_Given records:_
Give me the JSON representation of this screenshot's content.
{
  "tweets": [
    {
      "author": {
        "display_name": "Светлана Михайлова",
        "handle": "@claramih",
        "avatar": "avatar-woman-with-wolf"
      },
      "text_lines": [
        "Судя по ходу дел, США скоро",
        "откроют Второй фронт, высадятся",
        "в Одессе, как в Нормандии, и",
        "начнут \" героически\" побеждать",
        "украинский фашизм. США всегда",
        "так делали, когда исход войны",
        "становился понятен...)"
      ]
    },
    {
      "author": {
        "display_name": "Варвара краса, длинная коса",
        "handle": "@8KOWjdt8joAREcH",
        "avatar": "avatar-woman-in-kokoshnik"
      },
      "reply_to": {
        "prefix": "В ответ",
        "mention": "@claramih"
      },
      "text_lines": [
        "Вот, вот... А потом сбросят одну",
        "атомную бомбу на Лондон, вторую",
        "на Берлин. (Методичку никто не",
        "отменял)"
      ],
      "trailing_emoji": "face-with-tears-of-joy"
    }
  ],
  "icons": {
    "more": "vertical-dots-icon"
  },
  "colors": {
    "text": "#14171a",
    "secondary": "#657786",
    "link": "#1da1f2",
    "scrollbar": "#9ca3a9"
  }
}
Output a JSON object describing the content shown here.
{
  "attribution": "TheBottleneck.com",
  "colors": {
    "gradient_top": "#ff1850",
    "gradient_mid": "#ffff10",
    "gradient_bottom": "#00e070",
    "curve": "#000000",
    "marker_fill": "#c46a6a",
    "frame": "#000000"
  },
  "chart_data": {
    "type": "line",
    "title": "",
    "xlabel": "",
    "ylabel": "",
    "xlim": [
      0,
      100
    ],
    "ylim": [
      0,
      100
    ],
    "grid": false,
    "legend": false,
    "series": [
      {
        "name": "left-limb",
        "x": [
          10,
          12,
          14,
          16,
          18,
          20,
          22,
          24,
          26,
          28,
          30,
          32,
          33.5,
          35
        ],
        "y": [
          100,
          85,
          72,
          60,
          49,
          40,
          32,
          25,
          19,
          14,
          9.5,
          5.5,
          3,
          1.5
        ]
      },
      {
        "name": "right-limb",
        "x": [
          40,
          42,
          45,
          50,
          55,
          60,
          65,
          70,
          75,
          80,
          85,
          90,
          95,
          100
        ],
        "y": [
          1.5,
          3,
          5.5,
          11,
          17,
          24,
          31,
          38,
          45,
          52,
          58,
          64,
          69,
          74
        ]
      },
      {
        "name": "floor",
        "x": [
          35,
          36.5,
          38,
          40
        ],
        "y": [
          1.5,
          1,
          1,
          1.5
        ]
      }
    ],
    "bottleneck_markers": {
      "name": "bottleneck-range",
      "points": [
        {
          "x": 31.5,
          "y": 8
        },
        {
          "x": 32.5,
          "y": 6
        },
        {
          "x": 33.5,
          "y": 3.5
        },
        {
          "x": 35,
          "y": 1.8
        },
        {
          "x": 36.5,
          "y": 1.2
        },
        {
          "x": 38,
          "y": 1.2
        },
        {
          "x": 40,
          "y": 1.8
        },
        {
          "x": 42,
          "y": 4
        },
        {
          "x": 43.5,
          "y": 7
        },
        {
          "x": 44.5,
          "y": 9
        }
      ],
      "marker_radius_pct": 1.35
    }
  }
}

_Written instruction:_ Wherever the word "handle" occurs in a line of the listing, copy that line.

_Reply to the exercise:_
        "handle": "@claramih",
        "handle": "@8KOWjdt8joAREcH",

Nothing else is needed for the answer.